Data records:
==============================

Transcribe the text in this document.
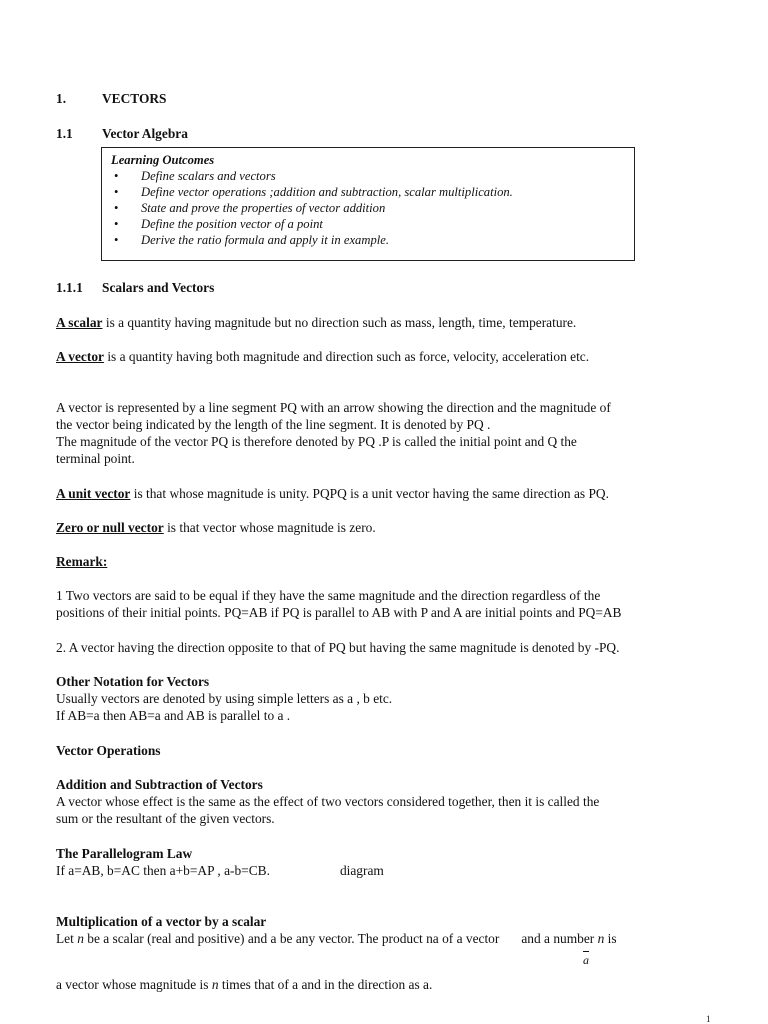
1.	VECTORS
1.1 Vector Algebra
Learning Outcomes
• Define scalars and vectors
• Define vector operations ;addition and subtraction, scalar multiplication.
• State and prove the properties of vector addition
• Define the position vector of a point
• Derive the ratio formula and apply it in example.
1.1.1 Scalars and Vectors

A scalar is a quantity having magnitude but no direction such as mass, length, time, temperature.

A vector is a quantity having both magnitude and direction such as force, velocity, acceleration etc.

A vector is represented by a line segment PQ with an arrow showing the direction and the magnitude of
the vector being indicated by the length of the line segment. It is denoted by PQ .
The magnitude of the vector PQ is therefore denoted by PQ .P is called the initial point and Q the
terminal point.

A unit vector is that whose magnitude is unity. PQPQ is a unit vector having the same direction as PQ.

Zero or null vector is that vector whose magnitude is zero.

Remark:

1 Two vectors are said to be equal if they have the same magnitude and the direction regardless of the
positions of their initial points. PQ=AB if PQ is parallel to AB with P and A are initial points and PQ=AB

2. A vector having the direction opposite to that of PQ but having the same magnitude is denoted by -PQ.

Other Notation for Vectors
Usually vectors are denoted by using simple letters as a , b etc.
If AB=a then AB=a and AB is parallel to a .
Vector Operations
Addition and Subtraction of Vectors
A vector whose effect is the same as the effect of two vectors considered together, then it is called the
sum or the resultant of the given vectors.
The Parallelogram Law
If a=AB, b=AC then a+b=AP , a-b=CB.	diagram
Multiplication of a vector by a scalar
Let n be a scalar (real and positive) and a be any vector. The product na of a vector and a number n is
a
a vector whose magnitude is n times that of a and in the direction as a.
1
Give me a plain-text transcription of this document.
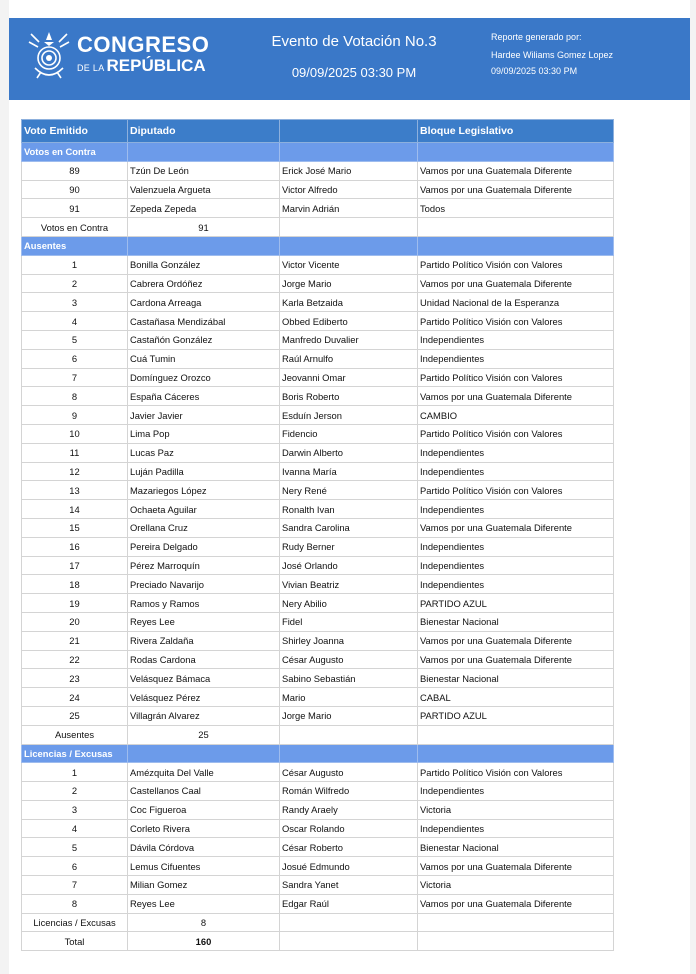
CONGRESO
DE LA REPÚBLICA
Evento de Votación No.3
09/09/2025 03:30 PM
Reporte generado por:
Hardee Wiliams Gomez Lopez
09/09/2025 03:30 PM
Voto Emitido	Diputado		Bloque Legislativo
Votos en Contra			
89	Tzún De León	Erick José Mario	Vamos por una Guatemala Diferente
90	Valenzuela Argueta	Victor Alfredo	Vamos por una Guatemala Diferente
91	Zepeda Zepeda	Marvin Adrián	Todos
Votos en Contra	91		
Ausentes			
1	Bonilla González	Victor Vicente	Partido Político Visión con Valores
2	Cabrera Ordóñez	Jorge Mario	Vamos por una Guatemala Diferente
3	Cardona Arreaga	Karla Betzaida	Unidad Nacional de la Esperanza
4	Castañasa Mendizábal	Obbed Ediberto	Partido Político Visión con Valores
5	Castañón González	Manfredo Duvalier	Independientes
6	Cuá Tumin	Raúl Arnulfo	Independientes
7	Domínguez Orozco	Jeovanni Omar	Partido Político Visión con Valores
8	España Cáceres	Boris Roberto	Vamos por una Guatemala Diferente
9	Javier Javier	Esduín Jerson	CAMBIO
10	Lima Pop	Fidencio	Partido Político Visión con Valores
11	Lucas Paz	Darwin Alberto	Independientes
12	Luján Padilla	Ivanna María	Independientes
13	Mazariegos López	Nery René	Partido Político Visión con Valores
14	Ochaeta Aguilar	Ronalth Ivan	Independientes
15	Orellana Cruz	Sandra Carolina	Vamos por una Guatemala Diferente
16	Pereira Delgado	Rudy Berner	Independientes
17	Pérez Marroquín	José Orlando	Independientes
18	Preciado Navarijo	Vivian Beatriz	Independientes
19	Ramos y Ramos	Nery Abilio	PARTIDO AZUL
20	Reyes Lee	Fidel	Bienestar Nacional
21	Rivera Zaldaña	Shirley Joanna	Vamos por una Guatemala Diferente
22	Rodas Cardona	César Augusto	Vamos por una Guatemala Diferente
23	Velásquez Bámaca	Sabino Sebastián	Bienestar Nacional
24	Velásquez Pérez	Mario	CABAL
25	Villagrán Alvarez	Jorge Mario	PARTIDO AZUL
Ausentes	25		
Licencias / Excusas			
1	Amézquita Del Valle	César Augusto	Partido Político Visión con Valores
2	Castellanos Caal	Román Wilfredo	Independientes
3	Coc Figueroa	Randy Araely	Victoria
4	Corleto Rivera	Oscar Rolando	Independientes
5	Dávila Córdova	César Roberto	Bienestar Nacional
6	Lemus Cifuentes	Josué Edmundo	Vamos por una Guatemala Diferente
7	Milian Gomez	Sandra Yanet	Victoria
8	Reyes Lee	Edgar Raúl	Vamos por una Guatemala Diferente
Licencias / Excusas	8		
Total	160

==============================

> [Requirement] Return every line in the listing that contains the word "César".

> [The answer]
22	Rodas Cardona	César Augusto	Vamos por una Guatemala Diferente
1	Amézquita Del Valle	César Augusto	Partido Político Visión con Valores
5	Dávila Córdova	César Roberto	Bienestar Nacional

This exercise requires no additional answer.